**What you are asked to do:**
Of the lines below, count those containing the word "hallintajärjestelmien". Reply with the number alone.

'''

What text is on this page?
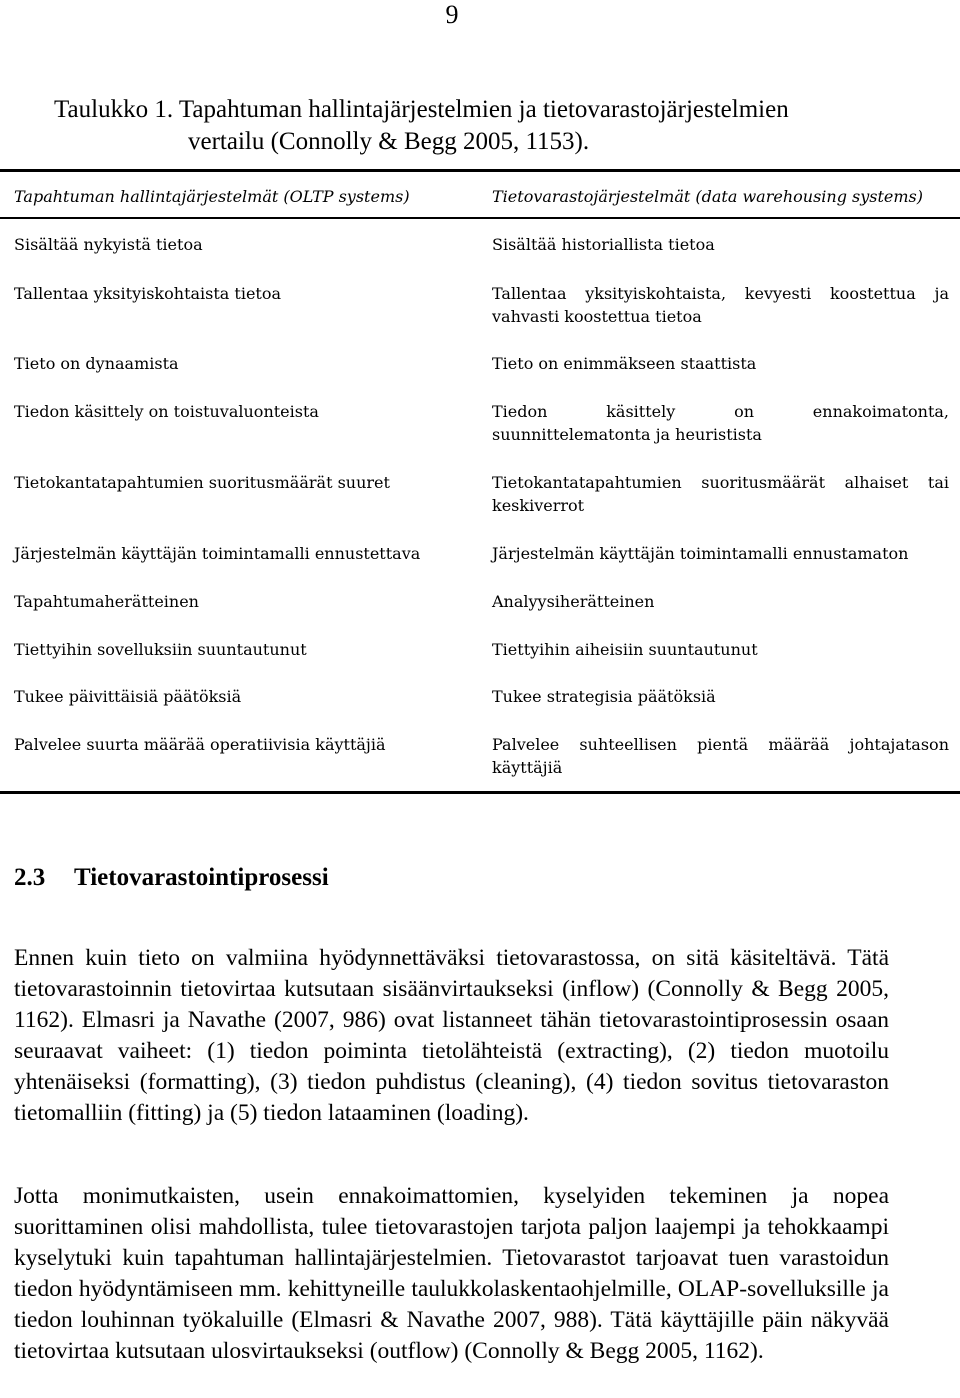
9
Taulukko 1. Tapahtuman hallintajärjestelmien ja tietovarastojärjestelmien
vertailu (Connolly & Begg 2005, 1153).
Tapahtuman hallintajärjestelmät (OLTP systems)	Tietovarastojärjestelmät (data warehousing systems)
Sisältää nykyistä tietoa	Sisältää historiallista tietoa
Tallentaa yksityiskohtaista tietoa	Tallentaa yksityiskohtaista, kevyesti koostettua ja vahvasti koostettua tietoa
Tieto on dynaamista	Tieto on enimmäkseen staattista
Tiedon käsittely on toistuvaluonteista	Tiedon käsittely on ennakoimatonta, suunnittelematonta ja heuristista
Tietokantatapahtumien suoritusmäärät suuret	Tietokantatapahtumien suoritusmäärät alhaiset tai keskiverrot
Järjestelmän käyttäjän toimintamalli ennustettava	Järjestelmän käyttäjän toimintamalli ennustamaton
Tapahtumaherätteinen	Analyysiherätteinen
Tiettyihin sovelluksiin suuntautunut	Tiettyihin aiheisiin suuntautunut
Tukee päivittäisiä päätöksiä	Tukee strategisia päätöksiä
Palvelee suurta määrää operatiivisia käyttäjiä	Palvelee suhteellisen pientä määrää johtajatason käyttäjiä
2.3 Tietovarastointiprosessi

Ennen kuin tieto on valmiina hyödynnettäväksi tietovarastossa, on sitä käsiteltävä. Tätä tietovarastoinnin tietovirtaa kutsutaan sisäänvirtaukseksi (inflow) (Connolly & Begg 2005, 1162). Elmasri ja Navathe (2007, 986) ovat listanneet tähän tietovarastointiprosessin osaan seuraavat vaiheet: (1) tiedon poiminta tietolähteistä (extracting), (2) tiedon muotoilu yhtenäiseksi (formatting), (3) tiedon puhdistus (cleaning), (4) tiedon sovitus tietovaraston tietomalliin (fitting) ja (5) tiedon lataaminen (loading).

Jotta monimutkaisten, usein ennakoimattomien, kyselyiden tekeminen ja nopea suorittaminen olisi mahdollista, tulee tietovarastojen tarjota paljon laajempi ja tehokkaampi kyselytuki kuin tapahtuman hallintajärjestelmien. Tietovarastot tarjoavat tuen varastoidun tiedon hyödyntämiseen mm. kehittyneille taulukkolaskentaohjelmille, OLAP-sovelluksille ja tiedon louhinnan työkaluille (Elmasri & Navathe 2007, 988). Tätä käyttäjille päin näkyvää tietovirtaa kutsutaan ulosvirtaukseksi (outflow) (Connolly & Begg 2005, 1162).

'''

**Solution to the exercise:**
2